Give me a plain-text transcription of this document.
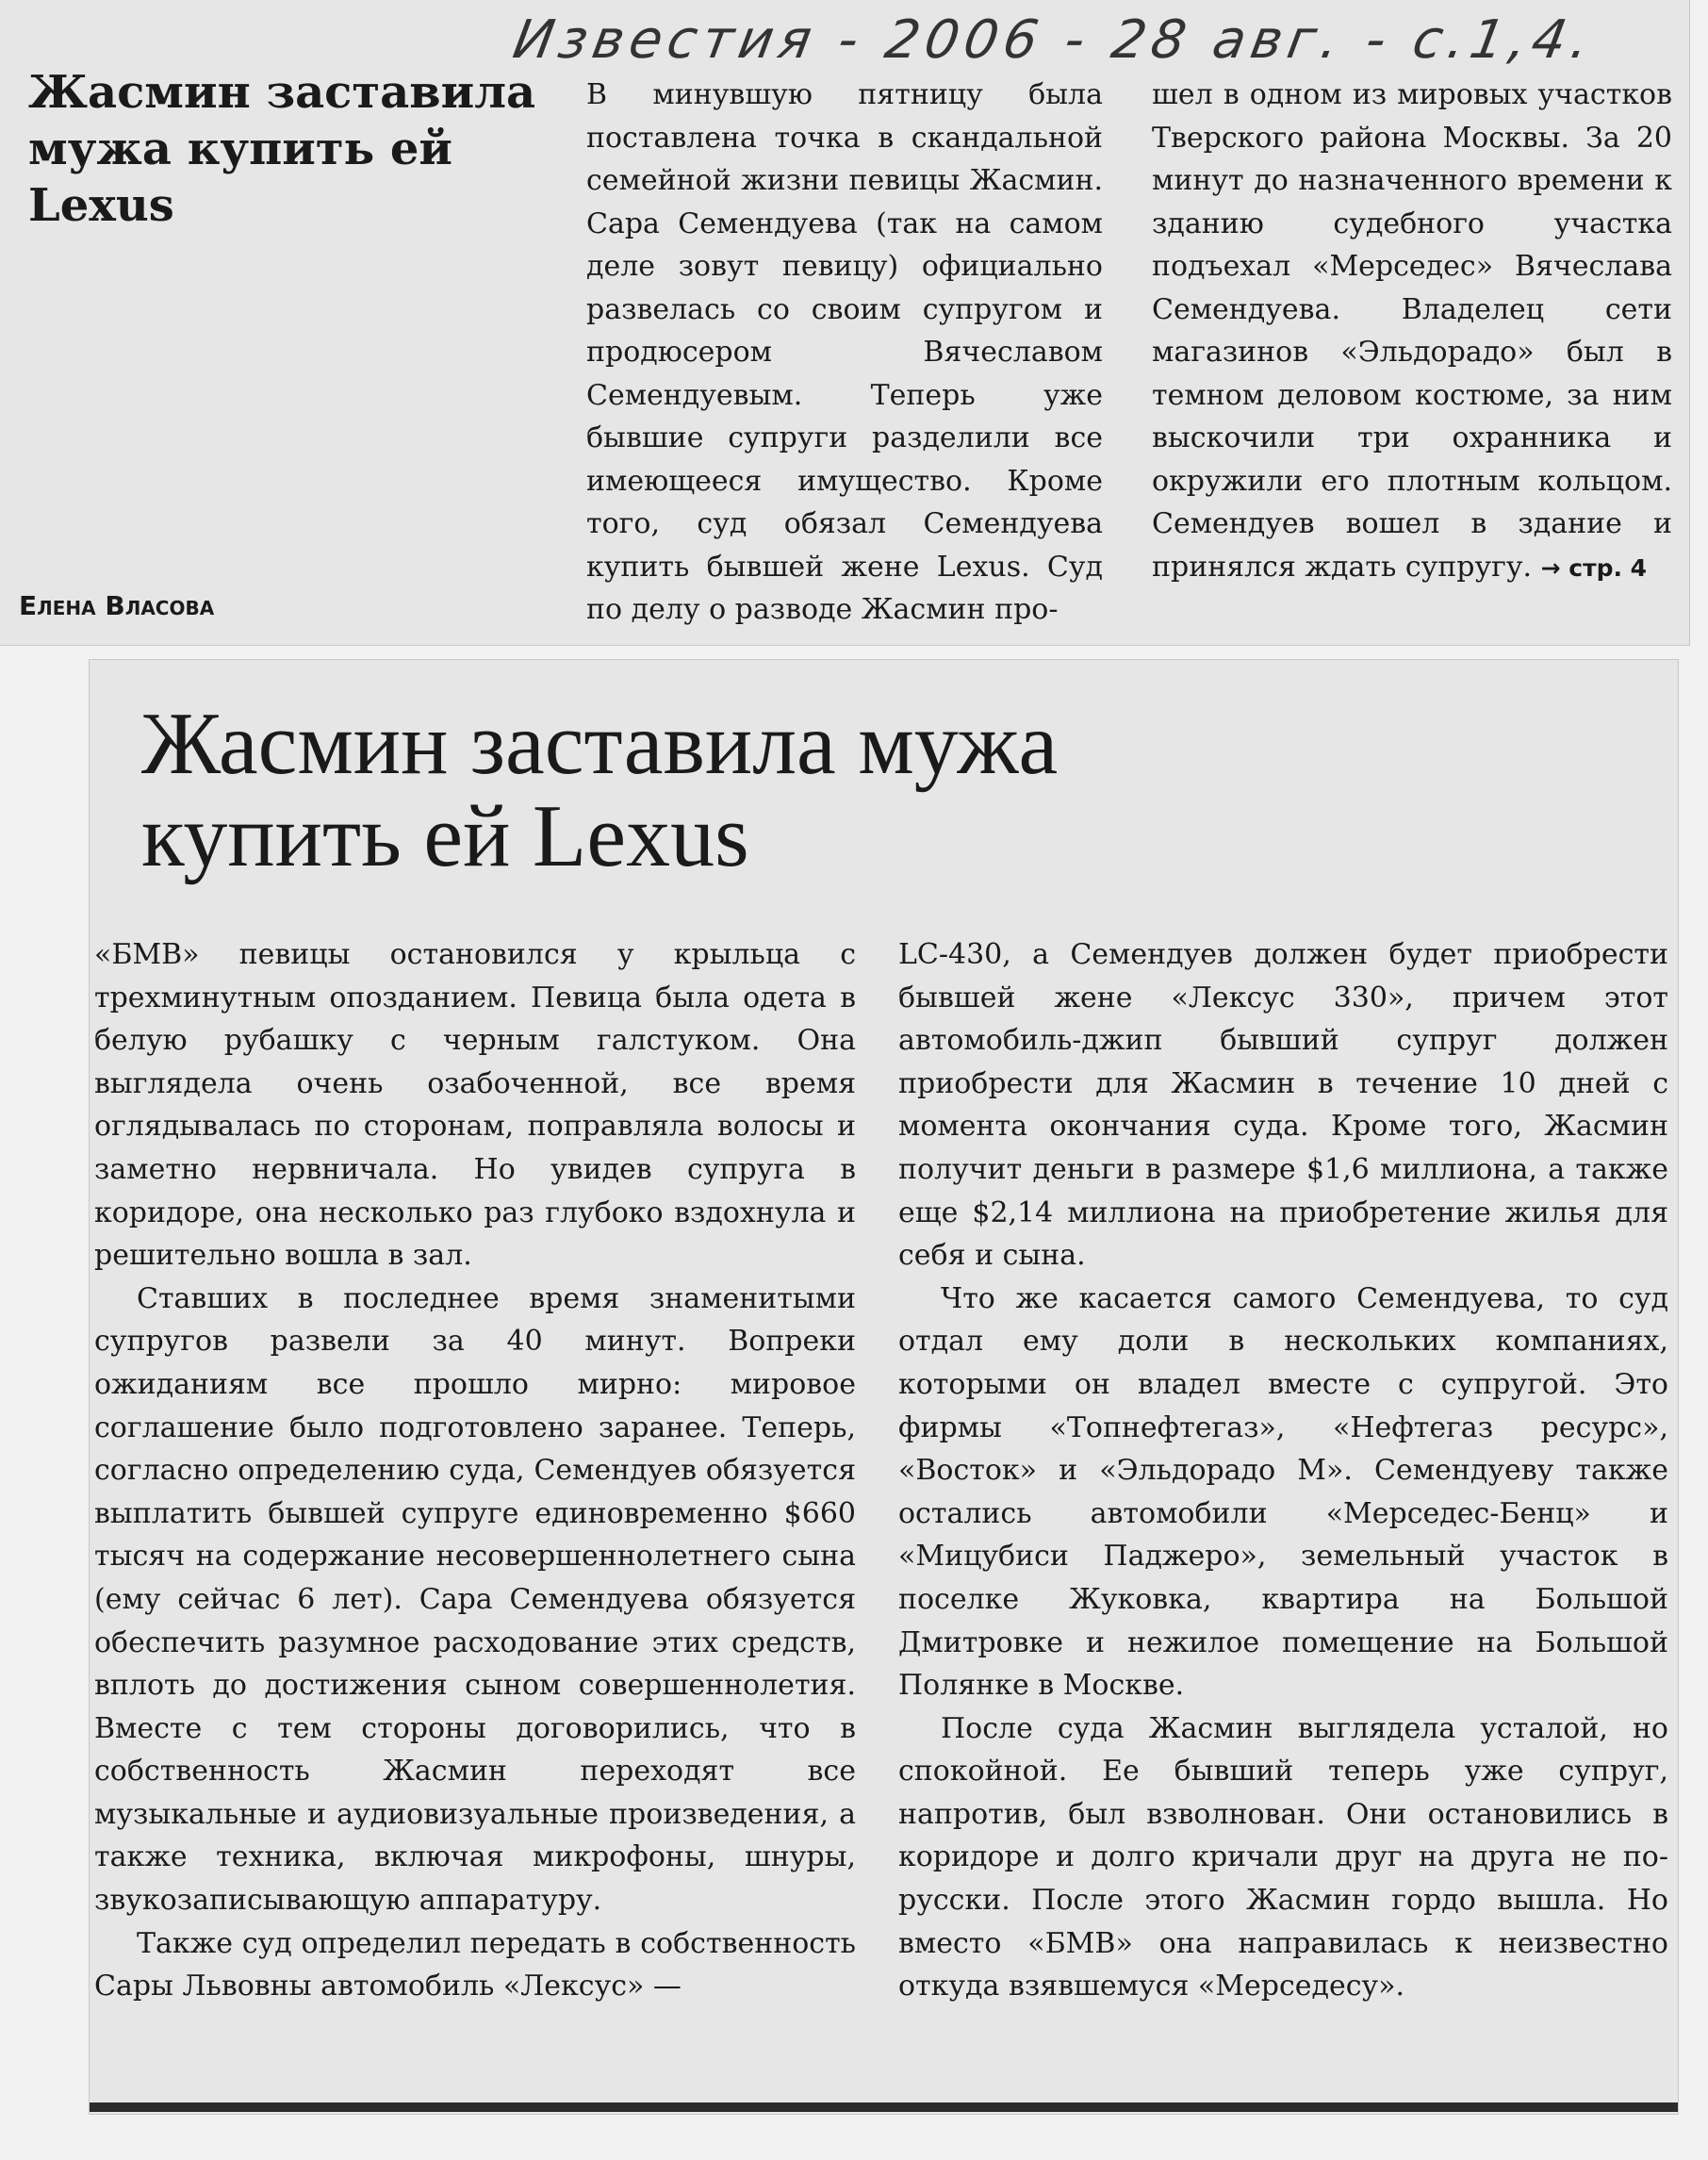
Известия - 2006 - 28 авг. - с.1,4.
Жасмин заставила мужа купить ей Lexus

Елена Власова

В минувшую пятницу была поставлена точка в скандальной семейной жизни певицы Жасмин. Сара Семендуева (так на самом деле зовут певицу) официально развелась со своим супругом и продюсером Вячеславом Семендуевым. Теперь уже бывшие супруги разделили все имеющееся имущество. Кроме того, суд обязал Семендуева купить бывшей жене Lexus. Суд по делу о разводе Жасмин про-
шел в одном из мировых участков Тверского района Москвы. За 20 минут до назначенного времени к зданию судебного участка подъехал «Мерседес» Вячеслава Семендуева. Владелец сети магазинов «Эльдорадо» был в темном деловом костюме, за ним выскочили три охранника и окружили его плотным кольцом. Семендуев вошел в здание и принялся ждать супругу. → стр. 4
Жасмин заставила мужа купить ей Lexus

«БМВ» певицы остановился у крыльца с трехминутным опозданием. Певица была одета в белую рубашку с черным галстуком. Она выглядела очень озабоченной, все время оглядывалась по сторонам, поправляла волосы и заметно нервничала. Но увидев супруга в коридоре, она несколько раз глубоко вздохнула и решительно вошла в зал.

Ставших в последнее время знаменитыми супругов развели за 40 минут. Вопреки ожиданиям все прошло мирно: мировое соглашение было подготовлено заранее. Теперь, согласно определению суда, Семендуев обязуется выплатить бывшей супруге единовременно $660 тысяч на содержание несовершеннолетнего сына (ему сейчас 6 лет). Сара Семендуева обязуется обеспечить разумное расходование этих средств, вплоть до достижения сыном совершеннолетия. Вместе с тем стороны договорились, что в собственность Жасмин переходят все музыкальные и аудиовизуальные произведения, а также техника, включая микрофоны, шнуры, звукозаписывающую аппаратуру.

Также суд определил передать в собственность Сары Львовны автомобиль «Лексус» —

LC-430, а Семендуев должен будет приобрести бывшей жене «Лексус 330», причем этот автомобиль-джип бывший супруг должен приобрести для Жасмин в течение 10 дней с момента окончания суда. Кроме того, Жасмин получит деньги в размере $1,6 миллиона, а также еще $2,14 миллиона на приобретение жилья для себя и сына.

Что же касается самого Семендуева, то суд отдал ему доли в нескольких компаниях, которыми он владел вместе с супругой. Это фирмы «Топнефтегаз», «Нефтегаз ресурс», «Восток» и «Эльдорадо М». Семендуеву также остались автомобили «Мерседес-Бенц» и «Мицубиси Паджеро», земельный участок в поселке Жуковка, квартира на Большой Дмитровке и нежилое помещение на Большой Полянке в Москве.

После суда Жасмин выглядела усталой, но спокойной. Ее бывший теперь уже супруг, напротив, был взволнован. Они остановились в коридоре и долго кричали друг на друга не по-русски. После этого Жасмин гордо вышла. Но вместо «БМВ» она направилась к неизвестно откуда взявшемуся «Мерседесу».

__Direction__: Transcribe each entry above exactly, apart from the pictures.

__Exercise result__:
Give me a plain-text transcription of this document.
Известия - 2006 - 28 авг. - с.1,4.
Жасмин заставила мужа купить ей Lexus

Елена Власова

В минувшую пятницу была поставлена точка в скандальной семейной жизни певицы Жасмин. Сара Семендуева (так на самом деле зовут певицу) официально развелась со своим супругом и продюсером Вячеславом Семендуевым. Теперь уже бывшие супруги разделили все имеющееся имущество. Кроме того, суд обязал Семендуева купить бывшей жене Lexus. Суд по делу о разводе Жасмин про-
шел в одном из мировых участков Тверского района Москвы. За 20 минут до назначенного времени к зданию судебного участка подъехал «Мерседес» Вячеслава Семендуева. Владелец сети магазинов «Эльдорадо» был в темном деловом костюме, за ним выскочили три охранника и окружили его плотным кольцом. Семендуев вошел в здание и принялся ждать супругу. → стр. 4
Жасмин заставила мужа купить ей Lexus

«БМВ» певицы остановился у крыльца с трехминутным опозданием. Певица была одета в белую рубашку с черным галстуком. Она выглядела очень озабоченной, все время оглядывалась по сторонам, поправляла волосы и заметно нервничала. Но увидев супруга в коридоре, она несколько раз глубоко вздохнула и решительно вошла в зал.

Ставших в последнее время знаменитыми супругов развели за 40 минут. Вопреки ожиданиям все прошло мирно: мировое соглашение было подготовлено заранее. Теперь, согласно определению суда, Семендуев обязуется выплатить бывшей супруге единовременно $660 тысяч на содержание несовершеннолетнего сына (ему сейчас 6 лет). Сара Семендуева обязуется обеспечить разумное расходование этих средств, вплоть до достижения сыном совершеннолетия. Вместе с тем стороны договорились, что в собственность Жасмин переходят все музыкальные и аудиовизуальные произведения, а также техника, включая микрофоны, шнуры, звукозаписывающую аппаратуру.

Также суд определил передать в собственность Сары Львовны автомобиль «Лексус» —

LC-430, а Семендуев должен будет приобрести бывшей жене «Лексус 330», причем этот автомобиль-джип бывший супруг должен приобрести для Жасмин в течение 10 дней с момента окончания суда. Кроме того, Жасмин получит деньги в размере $1,6 миллиона, а также еще $2,14 миллиона на приобретение жилья для себя и сына.

Что же касается самого Семендуева, то суд отдал ему доли в нескольких компаниях, которыми он владел вместе с супругой. Это фирмы «Топнефтегаз», «Нефтегаз ресурс», «Восток» и «Эльдорадо М». Семендуеву также остались автомобили «Мерседес-Бенц» и «Мицубиси Паджеро», земельный участок в поселке Жуковка, квартира на Большой Дмитровке и нежилое помещение на Большой Полянке в Москве.

После суда Жасмин выглядела усталой, но спокойной. Ее бывший теперь уже супруг, напротив, был взволнован. Они остановились в коридоре и долго кричали друг на друга не по-русски. После этого Жасмин гордо вышла. Но вместо «БМВ» она направилась к неизвестно откуда взявшемуся «Мерседесу».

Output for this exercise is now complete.